**The task**
Pull every line containing "preenchimento" from the entries.

**Records provided**
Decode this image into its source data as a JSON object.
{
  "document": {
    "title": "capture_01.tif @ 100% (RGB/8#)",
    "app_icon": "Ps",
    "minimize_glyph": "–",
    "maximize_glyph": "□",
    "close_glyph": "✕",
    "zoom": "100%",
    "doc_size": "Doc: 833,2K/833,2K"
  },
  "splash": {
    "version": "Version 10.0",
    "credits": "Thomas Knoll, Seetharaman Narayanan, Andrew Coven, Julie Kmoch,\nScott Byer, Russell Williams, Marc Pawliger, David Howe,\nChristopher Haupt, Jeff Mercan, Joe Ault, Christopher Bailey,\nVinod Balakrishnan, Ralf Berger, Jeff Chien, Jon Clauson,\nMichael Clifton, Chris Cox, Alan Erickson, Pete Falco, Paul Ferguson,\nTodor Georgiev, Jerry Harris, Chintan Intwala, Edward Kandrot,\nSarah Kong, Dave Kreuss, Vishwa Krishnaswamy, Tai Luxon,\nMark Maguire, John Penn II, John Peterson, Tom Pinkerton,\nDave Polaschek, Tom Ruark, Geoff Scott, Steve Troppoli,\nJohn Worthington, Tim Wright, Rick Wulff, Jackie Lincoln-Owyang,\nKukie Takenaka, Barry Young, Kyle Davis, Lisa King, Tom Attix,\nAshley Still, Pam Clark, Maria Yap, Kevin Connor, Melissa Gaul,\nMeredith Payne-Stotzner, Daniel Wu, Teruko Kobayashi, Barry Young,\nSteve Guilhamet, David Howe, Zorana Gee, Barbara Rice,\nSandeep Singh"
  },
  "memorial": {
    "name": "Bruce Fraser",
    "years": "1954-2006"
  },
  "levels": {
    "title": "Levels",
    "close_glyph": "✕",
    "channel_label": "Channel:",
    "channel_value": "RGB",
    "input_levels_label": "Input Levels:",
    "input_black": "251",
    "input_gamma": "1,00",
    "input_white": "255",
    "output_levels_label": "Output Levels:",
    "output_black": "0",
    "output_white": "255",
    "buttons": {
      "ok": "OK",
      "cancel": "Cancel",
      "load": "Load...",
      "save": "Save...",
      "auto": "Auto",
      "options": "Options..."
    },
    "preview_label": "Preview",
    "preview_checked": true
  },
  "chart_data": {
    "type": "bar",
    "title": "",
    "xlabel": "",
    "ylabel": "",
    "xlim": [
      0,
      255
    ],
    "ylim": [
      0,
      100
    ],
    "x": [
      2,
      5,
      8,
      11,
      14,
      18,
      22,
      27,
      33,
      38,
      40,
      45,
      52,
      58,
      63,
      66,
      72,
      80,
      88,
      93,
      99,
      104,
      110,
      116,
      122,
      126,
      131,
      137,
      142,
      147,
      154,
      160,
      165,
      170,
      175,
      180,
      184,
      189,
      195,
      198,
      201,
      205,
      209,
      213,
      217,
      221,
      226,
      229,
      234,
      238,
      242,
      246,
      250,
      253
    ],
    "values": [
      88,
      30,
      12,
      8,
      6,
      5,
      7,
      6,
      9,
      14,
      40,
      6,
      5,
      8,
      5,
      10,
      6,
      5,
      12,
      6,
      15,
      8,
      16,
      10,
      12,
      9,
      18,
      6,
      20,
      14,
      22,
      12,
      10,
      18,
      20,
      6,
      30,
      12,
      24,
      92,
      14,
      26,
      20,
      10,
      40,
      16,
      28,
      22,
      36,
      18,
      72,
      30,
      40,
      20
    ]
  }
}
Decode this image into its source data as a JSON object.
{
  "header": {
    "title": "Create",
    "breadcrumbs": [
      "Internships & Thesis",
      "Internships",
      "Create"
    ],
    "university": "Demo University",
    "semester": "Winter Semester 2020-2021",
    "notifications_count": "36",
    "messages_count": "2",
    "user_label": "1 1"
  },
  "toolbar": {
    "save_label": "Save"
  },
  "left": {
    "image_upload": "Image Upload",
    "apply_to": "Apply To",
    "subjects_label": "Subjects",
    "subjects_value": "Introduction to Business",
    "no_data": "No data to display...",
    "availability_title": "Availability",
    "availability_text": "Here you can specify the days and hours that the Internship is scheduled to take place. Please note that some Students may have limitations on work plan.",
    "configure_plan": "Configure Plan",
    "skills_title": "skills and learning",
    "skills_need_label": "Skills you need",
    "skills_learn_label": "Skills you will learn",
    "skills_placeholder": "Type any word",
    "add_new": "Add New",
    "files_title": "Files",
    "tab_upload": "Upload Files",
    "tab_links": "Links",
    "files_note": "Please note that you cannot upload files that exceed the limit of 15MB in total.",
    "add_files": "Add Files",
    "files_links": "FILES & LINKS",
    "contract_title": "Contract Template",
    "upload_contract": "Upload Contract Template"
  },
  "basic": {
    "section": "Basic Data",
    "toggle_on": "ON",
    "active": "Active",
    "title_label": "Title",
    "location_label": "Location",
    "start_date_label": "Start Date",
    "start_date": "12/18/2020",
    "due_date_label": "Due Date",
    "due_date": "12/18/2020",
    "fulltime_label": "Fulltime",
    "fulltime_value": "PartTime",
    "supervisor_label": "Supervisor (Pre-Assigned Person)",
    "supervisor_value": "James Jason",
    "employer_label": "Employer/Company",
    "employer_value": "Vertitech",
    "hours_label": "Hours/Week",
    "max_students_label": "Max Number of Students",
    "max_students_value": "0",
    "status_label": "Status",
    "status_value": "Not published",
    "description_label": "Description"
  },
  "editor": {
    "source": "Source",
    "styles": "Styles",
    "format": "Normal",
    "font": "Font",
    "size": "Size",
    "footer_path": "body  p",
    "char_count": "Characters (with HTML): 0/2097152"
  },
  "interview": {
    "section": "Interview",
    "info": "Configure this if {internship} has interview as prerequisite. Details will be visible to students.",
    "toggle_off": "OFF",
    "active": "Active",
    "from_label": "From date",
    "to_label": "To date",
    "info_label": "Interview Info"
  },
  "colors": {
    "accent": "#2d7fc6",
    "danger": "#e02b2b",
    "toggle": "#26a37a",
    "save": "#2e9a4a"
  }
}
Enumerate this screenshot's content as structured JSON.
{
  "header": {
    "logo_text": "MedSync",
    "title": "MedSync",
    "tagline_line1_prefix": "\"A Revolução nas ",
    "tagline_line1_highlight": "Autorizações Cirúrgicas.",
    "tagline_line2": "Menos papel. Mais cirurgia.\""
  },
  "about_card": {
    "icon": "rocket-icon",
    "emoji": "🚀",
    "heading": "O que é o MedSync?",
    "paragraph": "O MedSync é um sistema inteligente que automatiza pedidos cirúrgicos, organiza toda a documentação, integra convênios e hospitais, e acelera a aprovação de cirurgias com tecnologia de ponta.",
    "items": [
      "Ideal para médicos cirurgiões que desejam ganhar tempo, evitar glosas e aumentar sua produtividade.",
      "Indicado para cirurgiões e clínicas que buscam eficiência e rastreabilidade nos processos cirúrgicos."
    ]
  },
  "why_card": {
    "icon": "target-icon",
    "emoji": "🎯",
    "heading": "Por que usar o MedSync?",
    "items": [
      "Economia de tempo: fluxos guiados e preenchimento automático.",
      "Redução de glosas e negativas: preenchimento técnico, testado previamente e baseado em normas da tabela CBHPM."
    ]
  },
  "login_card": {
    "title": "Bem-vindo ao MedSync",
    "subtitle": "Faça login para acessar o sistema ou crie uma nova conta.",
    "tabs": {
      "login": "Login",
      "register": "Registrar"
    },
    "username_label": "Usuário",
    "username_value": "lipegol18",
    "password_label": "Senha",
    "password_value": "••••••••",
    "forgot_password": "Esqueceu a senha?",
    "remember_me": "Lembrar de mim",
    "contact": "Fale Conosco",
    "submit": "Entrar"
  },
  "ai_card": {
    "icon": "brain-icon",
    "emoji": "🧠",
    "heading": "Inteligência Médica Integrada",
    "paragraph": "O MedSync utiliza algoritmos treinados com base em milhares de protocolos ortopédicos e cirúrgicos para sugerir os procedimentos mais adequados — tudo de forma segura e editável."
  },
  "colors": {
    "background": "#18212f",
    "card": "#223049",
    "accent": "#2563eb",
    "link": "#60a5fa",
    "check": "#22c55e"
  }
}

**Exercise output**
      "Economia de tempo: fluxos guiados e preenchimento automático.",
      "Redução de glosas e negativas: preenchimento técnico, testado previamente e baseado em normas da tabela CBHPM."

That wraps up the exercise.